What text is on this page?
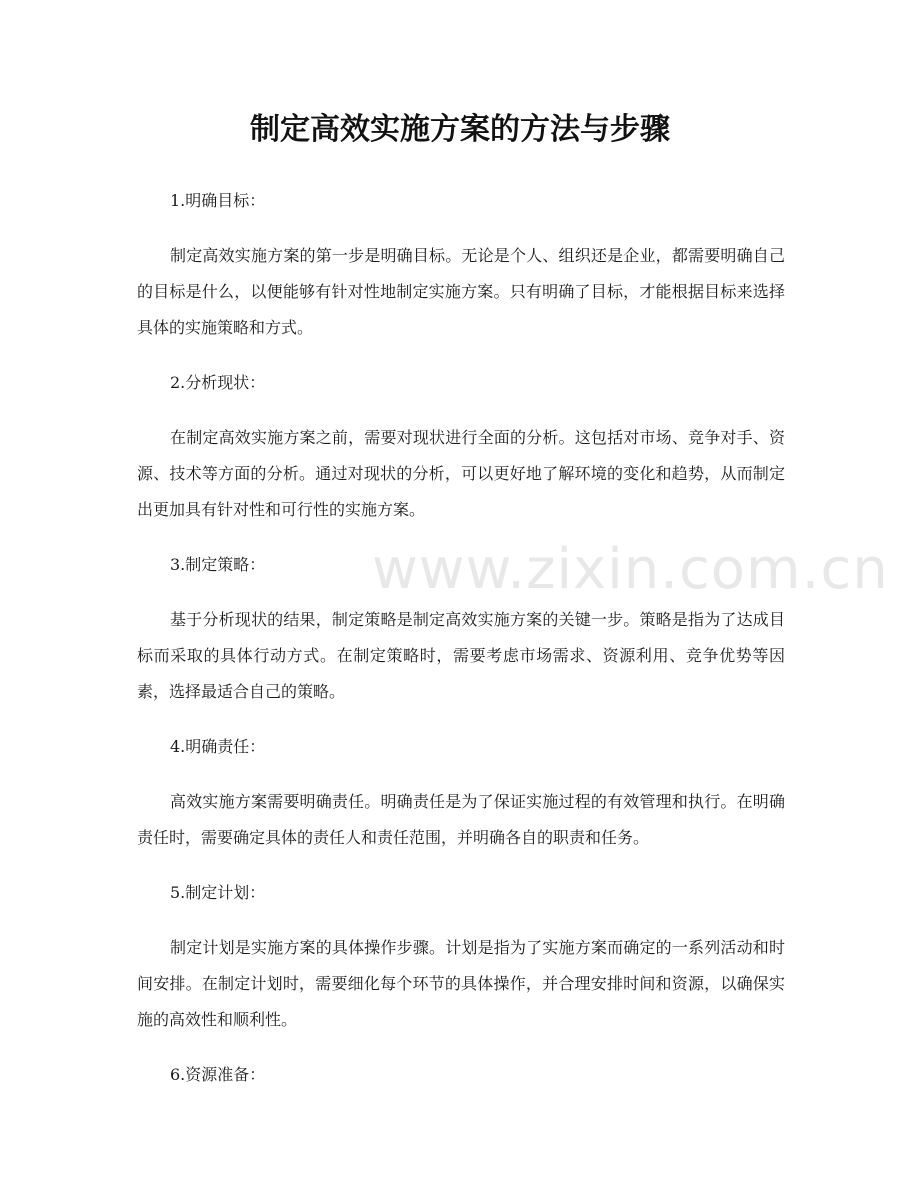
制定高效实施方案的方法与步骤
www.zixin.com.cn

1.明确目标：

制定高效实施方案的第一步是明确目标。无论是个人、组织还是企业，都需要明确自己的目标是什么，以便能够有针对性地制定实施方案。只有明确了目标，才能根据目标来选择具体的实施策略和方式。

2.分析现状：

在制定高效实施方案之前，需要对现状进行全面的分析。这包括对市场、竞争对手、资源、技术等方面的分析。通过对现状的分析，可以更好地了解环境的变化和趋势，从而制定出更加具有针对性和可行性的实施方案。

3.制定策略：

基于分析现状的结果，制定策略是制定高效实施方案的关键一步。策略是指为了达成目标而采取的具体行动方式。在制定策略时，需要考虑市场需求、资源利用、竞争优势等因素，选择最适合自己的策略。

4.明确责任：

高效实施方案需要明确责任。明确责任是为了保证实施过程的有效管理和执行。在明确责任时，需要确定具体的责任人和责任范围，并明确各自的职责和任务。

5.制定计划：

制定计划是实施方案的具体操作步骤。计划是指为了实施方案而确定的一系列活动和时间安排。在制定计划时，需要细化每个环节的具体操作，并合理安排时间和资源，以确保实施的高效性和顺利性。

6.资源准备：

### [What you should do]
All of the lines above should be printed exactly, minus the pictures.

### [Result of this task]
What text is on this page?
制定高效实施方案的方法与步骤
www.zixin.com.cn

1.明确目标：

制定高效实施方案的第一步是明确目标。无论是个人、组织还是企业，都需要明确自己的目标是什么，以便能够有针对性地制定实施方案。只有明确了目标，才能根据目标来选择具体的实施策略和方式。

2.分析现状：

在制定高效实施方案之前，需要对现状进行全面的分析。这包括对市场、竞争对手、资源、技术等方面的分析。通过对现状的分析，可以更好地了解环境的变化和趋势，从而制定出更加具有针对性和可行性的实施方案。

3.制定策略：

基于分析现状的结果，制定策略是制定高效实施方案的关键一步。策略是指为了达成目标而采取的具体行动方式。在制定策略时，需要考虑市场需求、资源利用、竞争优势等因素，选择最适合自己的策略。

4.明确责任：

高效实施方案需要明确责任。明确责任是为了保证实施过程的有效管理和执行。在明确责任时，需要确定具体的责任人和责任范围，并明确各自的职责和任务。

5.制定计划：

制定计划是实施方案的具体操作步骤。计划是指为了实施方案而确定的一系列活动和时间安排。在制定计划时，需要细化每个环节的具体操作，并合理安排时间和资源，以确保实施的高效性和顺利性。

6.资源准备：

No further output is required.